* **Goal of the exercise**
Each line in the entries below that holds the string "incidence" is to be listed.

* **Records supplied**
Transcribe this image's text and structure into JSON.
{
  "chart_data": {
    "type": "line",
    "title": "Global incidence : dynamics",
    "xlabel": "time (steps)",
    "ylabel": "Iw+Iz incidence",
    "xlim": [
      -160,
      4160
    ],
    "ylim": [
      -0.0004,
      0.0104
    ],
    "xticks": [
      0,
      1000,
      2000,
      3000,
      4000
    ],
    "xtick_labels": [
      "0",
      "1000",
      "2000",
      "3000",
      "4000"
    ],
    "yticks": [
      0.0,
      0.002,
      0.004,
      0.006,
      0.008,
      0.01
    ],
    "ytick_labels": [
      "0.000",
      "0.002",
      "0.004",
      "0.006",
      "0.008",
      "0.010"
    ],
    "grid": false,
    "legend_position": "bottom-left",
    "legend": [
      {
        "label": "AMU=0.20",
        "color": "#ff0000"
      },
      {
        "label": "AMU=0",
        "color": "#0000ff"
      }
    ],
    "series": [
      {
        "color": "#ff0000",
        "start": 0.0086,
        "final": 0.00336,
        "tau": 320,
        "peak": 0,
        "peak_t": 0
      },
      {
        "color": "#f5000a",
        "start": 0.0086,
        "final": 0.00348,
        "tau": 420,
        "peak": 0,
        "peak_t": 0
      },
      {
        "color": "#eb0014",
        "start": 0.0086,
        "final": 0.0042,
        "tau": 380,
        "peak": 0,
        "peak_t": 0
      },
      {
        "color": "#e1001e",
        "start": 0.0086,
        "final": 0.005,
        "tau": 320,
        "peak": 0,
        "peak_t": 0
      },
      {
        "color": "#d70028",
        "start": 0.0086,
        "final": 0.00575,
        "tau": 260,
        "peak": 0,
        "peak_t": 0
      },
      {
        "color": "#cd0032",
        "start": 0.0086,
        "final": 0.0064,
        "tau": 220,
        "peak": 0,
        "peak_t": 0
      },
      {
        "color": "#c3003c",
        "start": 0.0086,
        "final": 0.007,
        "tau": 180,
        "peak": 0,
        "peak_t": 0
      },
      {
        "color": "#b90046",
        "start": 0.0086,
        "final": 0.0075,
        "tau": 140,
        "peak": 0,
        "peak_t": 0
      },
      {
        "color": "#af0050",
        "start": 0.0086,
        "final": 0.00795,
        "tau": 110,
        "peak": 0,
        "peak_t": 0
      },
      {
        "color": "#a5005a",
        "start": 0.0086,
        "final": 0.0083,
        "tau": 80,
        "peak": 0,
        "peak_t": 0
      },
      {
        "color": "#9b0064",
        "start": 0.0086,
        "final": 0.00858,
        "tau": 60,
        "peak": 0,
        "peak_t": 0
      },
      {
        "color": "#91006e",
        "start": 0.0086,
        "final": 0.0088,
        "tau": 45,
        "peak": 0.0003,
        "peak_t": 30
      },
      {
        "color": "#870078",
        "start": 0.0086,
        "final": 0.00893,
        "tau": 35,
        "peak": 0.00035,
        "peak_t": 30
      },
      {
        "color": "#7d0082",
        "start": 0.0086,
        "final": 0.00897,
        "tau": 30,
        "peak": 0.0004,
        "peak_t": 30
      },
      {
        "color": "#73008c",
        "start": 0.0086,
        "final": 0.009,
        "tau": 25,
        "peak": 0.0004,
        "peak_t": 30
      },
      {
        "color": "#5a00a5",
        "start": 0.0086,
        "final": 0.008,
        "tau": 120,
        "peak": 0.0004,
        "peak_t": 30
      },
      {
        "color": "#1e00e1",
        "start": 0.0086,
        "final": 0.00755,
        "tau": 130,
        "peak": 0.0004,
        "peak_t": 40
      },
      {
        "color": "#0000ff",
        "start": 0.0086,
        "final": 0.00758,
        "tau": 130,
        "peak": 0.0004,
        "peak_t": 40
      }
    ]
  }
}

* **Solution**
    "title": "Global incidence : dynamics",
    "ylabel": "Iw+Iz incidence",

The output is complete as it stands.